### WHAT IS BEING ASKED:
Quote, without any change, the line that contains "Convert this screenshot" and all lines that follow it to the end of the data below.
━━ RECORDS TO USE
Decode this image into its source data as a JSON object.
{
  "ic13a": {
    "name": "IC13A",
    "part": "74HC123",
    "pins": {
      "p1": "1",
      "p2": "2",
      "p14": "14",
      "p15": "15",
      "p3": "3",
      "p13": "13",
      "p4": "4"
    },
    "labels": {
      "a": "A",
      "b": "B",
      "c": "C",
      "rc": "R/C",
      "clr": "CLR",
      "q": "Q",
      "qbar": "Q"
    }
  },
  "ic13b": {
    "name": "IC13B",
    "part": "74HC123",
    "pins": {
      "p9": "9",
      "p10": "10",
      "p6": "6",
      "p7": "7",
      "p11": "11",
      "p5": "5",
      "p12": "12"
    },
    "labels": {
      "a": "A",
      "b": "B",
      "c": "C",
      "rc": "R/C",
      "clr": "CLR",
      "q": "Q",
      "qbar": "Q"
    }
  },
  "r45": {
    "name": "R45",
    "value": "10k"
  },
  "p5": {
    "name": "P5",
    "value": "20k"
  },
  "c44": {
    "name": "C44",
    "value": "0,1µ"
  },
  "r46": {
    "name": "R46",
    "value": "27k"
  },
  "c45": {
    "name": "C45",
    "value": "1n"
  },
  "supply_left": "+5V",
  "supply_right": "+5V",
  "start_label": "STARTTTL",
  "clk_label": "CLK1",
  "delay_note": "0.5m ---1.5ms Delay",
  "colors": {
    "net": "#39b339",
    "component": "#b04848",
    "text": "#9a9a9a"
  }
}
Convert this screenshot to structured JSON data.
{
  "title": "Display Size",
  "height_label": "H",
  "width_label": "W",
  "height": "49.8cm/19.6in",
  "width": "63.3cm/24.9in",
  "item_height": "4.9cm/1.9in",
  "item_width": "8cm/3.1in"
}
━━━━
### ANSWER TO THE EXERCISE:
Convert this screenshot to structured JSON data.
{
  "title": "Display Size",
  "height_label": "H",
  "width_label": "W",
  "height": "49.8cm/19.6in",
  "width": "63.3cm/24.9in",
  "item_height": "4.9cm/1.9in",
  "item_width": "8cm/3.1in"
}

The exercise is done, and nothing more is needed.